SHORT EXERCISE: Reproduce every one of the following items line for line, leaving out the pictures.

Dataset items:
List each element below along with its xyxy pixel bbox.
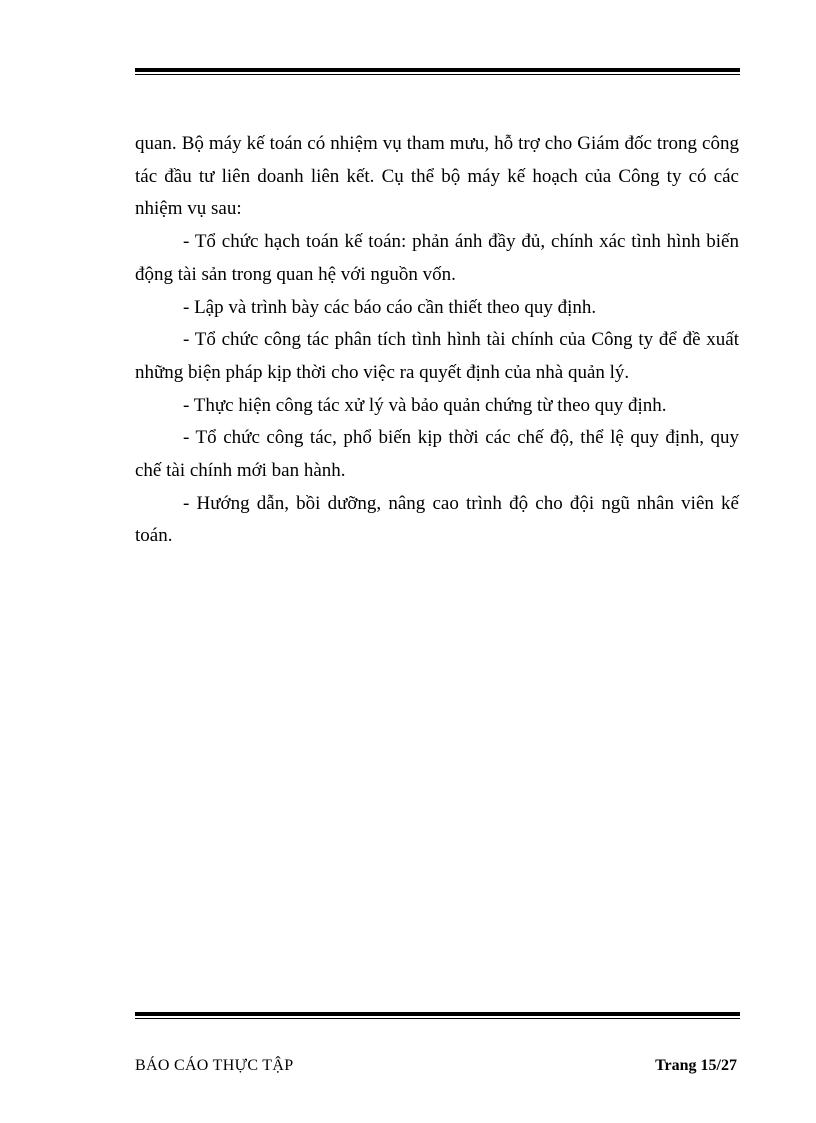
- document-body: [135, 128, 739, 553]
- task-item-financial-analysis: - Tổ chức công tác phân tích tình hình tài chính của Công ty để đề xuất những biện pháp kịp thời cho việc ra quyết định của nhà quản lý.: [135, 329, 739, 383]
- task-item-documents: - Thực hiện công tác xử lý và bảo quản chứng từ theo quy định.: [183, 394, 667, 416]
- task-item-regulations: - Tổ chức công tác, phổ biến kịp thời các chế độ, thể lệ quy định, quy chế tài chính mới ban hành.: [135, 427, 739, 482]
- task-item-accounting: - Tổ chức hạch toán kế toán: phản ánh đầy đủ, chính xác tình hình biến động tài sản trong quan hệ với nguồn vốn.: [135, 231, 739, 285]
- footer-page-number: Trang 15/27: [655, 1057, 737, 1074]
- footer-report-title: BÁO CÁO THỰC TẬP: [135, 1057, 294, 1074]
- header-double-rule: [135, 68, 740, 75]
- task-item-reports: - Lập và trình bày các báo cáo cần thiết theo quy định.: [183, 296, 597, 318]
- footer-double-rule: [135, 1012, 740, 1019]
- task-item-training: - Hướng dẫn, bồi dưỡng, nâng cao trình độ cho đội ngũ nhân viên kế toán.: [135, 492, 739, 547]
- body-paragraph: quan. Bộ máy kế toán có nhiệm vụ tham mưu, hỗ trợ cho Giám đốc trong công tác đầu tư liên doanh liên kết. Cụ thể bộ máy kế hoạch của Công ty có các nhiệm vụ sau:: [135, 133, 739, 220]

RESULT OF THE EXERCISE:
List each element below along with its xyxy pixel bbox.
- document-body: [135, 128, 739, 553]
- task-item-financial-analysis: - Tổ chức công tác phân tích tình hình tài chính của Công ty để đề xuất những biện pháp kịp thời cho việc ra quyết định của nhà quản lý.: [135, 329, 739, 383]
- task-item-documents: - Thực hiện công tác xử lý và bảo quản chứng từ theo quy định.: [183, 394, 667, 416]
- task-item-regulations: - Tổ chức công tác, phổ biến kịp thời các chế độ, thể lệ quy định, quy chế tài chính mới ban hành.: [135, 427, 739, 482]
- task-item-accounting: - Tổ chức hạch toán kế toán: phản ánh đầy đủ, chính xác tình hình biến động tài sản trong quan hệ với nguồn vốn.: [135, 231, 739, 285]
- footer-page-number: Trang 15/27: [655, 1057, 737, 1074]
- footer-report-title: BÁO CÁO THỰC TẬP: [135, 1057, 294, 1074]
- header-double-rule: [135, 68, 740, 75]
- task-item-reports: - Lập và trình bày các báo cáo cần thiết theo quy định.: [183, 296, 597, 318]
- footer-double-rule: [135, 1012, 740, 1019]
- task-item-training: - Hướng dẫn, bồi dưỡng, nâng cao trình độ cho đội ngũ nhân viên kế toán.: [135, 492, 739, 547]
- body-paragraph: quan. Bộ máy kế toán có nhiệm vụ tham mưu, hỗ trợ cho Giám đốc trong công tác đầu tư liên doanh liên kết. Cụ thể bộ máy kế hoạch của Công ty có các nhiệm vụ sau:: [135, 133, 739, 220]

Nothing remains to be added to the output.